─── DATASET RECORDS ───
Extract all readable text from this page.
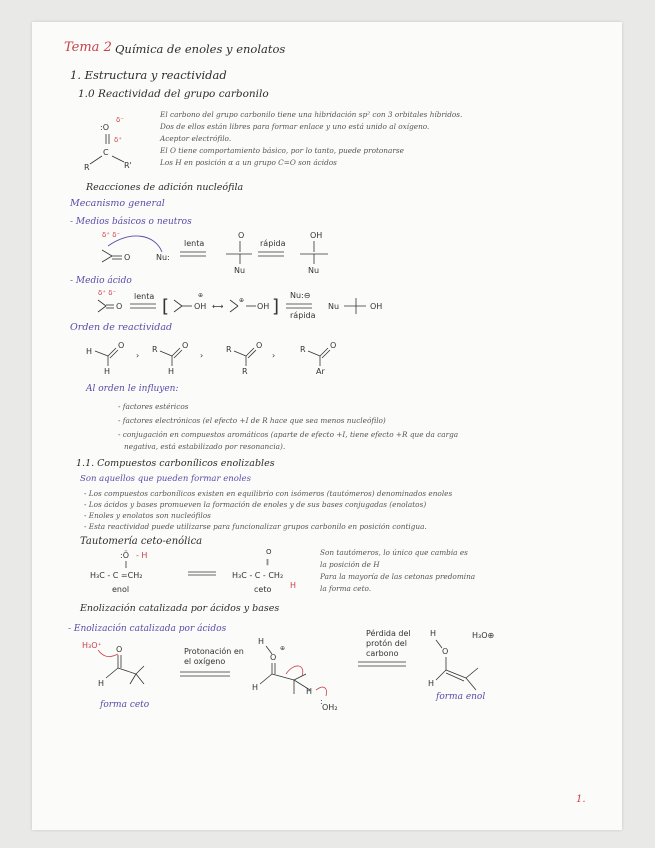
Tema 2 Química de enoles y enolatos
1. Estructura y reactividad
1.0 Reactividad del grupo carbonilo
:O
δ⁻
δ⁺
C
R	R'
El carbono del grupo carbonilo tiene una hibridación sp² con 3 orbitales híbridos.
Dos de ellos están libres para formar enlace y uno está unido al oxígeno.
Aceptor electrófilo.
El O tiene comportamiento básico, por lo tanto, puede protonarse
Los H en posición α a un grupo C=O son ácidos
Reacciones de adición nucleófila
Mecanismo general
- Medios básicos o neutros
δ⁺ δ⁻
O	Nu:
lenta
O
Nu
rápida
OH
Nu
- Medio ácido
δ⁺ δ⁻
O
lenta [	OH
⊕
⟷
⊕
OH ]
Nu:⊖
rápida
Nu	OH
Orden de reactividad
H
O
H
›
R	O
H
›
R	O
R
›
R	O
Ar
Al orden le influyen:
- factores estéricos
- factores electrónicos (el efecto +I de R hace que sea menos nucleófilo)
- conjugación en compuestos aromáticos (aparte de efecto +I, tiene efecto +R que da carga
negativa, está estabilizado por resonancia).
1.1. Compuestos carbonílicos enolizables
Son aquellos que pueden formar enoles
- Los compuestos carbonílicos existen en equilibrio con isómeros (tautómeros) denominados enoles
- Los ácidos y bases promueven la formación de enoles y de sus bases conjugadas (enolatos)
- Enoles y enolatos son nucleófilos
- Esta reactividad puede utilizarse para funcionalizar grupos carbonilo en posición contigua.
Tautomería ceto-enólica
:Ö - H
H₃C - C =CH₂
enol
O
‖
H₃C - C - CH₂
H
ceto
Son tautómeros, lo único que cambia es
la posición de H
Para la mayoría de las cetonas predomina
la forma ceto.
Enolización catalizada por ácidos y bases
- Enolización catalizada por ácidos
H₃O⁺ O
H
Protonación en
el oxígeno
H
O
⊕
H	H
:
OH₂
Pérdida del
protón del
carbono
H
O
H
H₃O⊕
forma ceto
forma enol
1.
───
WORK REQUIRED:
Copy all lines from the data that hold the word "carbonilo".

RESPONSE:
1.0 Reactividad del grupo carbonilo
El carbono del grupo carbonilo tiene una hibridación sp² con 3 orbitales híbridos.
- Esta reactividad puede utilizarse para funcionalizar grupos carbonilo en posición contigua.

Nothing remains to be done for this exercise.